● **WORK REQUIRED**: Go through the data below. Pull out every line that has the word "accent".

---

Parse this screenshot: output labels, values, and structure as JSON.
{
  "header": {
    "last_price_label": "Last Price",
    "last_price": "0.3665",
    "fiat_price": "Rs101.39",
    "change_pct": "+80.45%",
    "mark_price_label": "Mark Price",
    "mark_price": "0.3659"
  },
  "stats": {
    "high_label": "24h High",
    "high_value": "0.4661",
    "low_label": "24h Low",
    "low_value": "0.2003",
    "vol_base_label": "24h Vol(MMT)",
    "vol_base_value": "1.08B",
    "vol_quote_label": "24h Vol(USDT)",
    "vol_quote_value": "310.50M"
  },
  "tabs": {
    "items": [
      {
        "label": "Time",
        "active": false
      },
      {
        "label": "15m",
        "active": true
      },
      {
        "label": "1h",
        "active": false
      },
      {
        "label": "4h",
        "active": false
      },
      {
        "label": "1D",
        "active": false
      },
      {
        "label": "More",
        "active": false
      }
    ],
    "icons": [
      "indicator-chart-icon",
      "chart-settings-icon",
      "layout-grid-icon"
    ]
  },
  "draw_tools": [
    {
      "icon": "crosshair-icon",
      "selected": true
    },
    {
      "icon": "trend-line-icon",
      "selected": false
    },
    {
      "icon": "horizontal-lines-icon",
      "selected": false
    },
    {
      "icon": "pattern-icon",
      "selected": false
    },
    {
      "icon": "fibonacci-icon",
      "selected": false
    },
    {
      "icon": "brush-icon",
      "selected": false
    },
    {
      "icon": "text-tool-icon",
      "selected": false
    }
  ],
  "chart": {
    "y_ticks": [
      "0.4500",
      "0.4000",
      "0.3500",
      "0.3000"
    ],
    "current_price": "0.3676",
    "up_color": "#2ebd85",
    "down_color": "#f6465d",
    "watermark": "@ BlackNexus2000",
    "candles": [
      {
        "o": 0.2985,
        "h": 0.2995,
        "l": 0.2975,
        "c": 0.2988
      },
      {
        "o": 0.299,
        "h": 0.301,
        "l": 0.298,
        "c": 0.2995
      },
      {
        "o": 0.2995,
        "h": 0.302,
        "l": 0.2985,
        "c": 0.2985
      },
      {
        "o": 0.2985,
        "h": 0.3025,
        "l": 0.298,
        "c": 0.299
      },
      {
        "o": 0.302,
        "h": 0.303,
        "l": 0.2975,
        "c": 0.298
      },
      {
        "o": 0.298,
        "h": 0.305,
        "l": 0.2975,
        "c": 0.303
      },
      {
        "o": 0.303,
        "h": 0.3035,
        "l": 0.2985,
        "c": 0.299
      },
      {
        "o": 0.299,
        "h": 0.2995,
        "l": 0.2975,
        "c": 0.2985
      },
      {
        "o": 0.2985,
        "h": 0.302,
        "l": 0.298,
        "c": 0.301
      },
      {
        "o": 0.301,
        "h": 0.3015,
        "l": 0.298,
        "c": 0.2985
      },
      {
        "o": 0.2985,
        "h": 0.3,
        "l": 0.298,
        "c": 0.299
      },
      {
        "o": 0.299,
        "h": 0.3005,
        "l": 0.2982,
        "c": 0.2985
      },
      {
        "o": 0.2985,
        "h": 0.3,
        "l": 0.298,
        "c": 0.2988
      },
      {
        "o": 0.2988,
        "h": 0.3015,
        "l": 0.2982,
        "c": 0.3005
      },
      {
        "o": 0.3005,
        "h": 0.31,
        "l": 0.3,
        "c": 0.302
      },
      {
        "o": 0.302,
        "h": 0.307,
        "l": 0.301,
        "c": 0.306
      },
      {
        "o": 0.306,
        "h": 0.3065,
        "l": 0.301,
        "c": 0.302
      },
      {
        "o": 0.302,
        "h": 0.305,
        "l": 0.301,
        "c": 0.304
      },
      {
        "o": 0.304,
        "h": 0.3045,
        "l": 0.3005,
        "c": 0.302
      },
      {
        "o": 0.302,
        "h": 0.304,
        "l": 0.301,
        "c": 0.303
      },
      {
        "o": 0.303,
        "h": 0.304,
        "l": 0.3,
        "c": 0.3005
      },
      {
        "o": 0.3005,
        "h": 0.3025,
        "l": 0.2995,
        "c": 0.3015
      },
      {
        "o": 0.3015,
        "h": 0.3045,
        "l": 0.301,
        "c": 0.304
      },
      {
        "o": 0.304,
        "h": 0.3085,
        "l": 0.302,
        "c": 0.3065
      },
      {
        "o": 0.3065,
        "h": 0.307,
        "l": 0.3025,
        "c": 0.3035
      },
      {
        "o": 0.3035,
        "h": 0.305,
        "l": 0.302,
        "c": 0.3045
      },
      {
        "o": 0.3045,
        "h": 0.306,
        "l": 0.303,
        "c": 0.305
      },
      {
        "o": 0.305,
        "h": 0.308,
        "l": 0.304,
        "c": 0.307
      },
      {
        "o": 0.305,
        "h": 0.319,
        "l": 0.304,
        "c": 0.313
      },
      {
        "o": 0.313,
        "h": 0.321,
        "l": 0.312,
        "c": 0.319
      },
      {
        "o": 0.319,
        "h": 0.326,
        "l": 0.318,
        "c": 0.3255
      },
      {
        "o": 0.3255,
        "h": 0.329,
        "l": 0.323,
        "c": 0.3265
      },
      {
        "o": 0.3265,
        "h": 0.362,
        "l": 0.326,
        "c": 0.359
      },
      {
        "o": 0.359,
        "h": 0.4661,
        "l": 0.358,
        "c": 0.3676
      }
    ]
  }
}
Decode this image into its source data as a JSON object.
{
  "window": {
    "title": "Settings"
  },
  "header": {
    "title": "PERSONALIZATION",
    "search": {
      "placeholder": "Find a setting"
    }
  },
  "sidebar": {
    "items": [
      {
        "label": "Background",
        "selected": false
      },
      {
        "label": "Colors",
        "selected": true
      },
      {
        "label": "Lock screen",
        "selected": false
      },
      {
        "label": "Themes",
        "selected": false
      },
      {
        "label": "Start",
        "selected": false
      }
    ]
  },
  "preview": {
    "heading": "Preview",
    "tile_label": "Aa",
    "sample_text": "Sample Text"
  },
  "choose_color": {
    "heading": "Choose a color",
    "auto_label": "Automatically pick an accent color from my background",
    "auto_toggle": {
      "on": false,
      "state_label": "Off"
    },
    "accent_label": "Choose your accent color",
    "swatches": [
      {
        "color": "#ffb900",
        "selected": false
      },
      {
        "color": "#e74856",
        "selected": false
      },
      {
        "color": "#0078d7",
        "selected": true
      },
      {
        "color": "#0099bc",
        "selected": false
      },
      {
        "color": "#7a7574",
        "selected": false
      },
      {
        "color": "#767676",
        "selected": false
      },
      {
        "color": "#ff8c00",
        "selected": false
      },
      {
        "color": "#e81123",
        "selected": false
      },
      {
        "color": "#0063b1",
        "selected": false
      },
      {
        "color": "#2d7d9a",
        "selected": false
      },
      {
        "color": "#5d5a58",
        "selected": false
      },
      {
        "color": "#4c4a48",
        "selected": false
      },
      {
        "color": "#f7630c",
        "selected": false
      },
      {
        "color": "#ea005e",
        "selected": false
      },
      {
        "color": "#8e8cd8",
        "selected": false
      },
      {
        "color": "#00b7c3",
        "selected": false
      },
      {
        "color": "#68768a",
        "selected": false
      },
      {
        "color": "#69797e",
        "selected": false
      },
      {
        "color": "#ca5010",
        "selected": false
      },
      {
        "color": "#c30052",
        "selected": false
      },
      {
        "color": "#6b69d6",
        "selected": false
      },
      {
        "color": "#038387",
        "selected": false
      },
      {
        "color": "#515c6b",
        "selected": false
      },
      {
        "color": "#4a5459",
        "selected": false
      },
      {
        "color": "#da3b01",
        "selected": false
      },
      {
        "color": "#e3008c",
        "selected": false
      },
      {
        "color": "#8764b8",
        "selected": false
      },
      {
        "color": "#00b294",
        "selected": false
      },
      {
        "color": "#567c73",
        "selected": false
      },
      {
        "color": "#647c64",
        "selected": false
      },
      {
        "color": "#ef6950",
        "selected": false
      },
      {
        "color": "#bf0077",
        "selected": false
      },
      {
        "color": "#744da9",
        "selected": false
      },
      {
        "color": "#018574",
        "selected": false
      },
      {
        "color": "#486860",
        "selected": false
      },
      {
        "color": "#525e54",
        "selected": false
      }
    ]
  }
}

---

● **TASK RESPONSE**:
    "auto_label": "Automatically pick an accent color from my background",
    "accent_label": "Choose your accent color",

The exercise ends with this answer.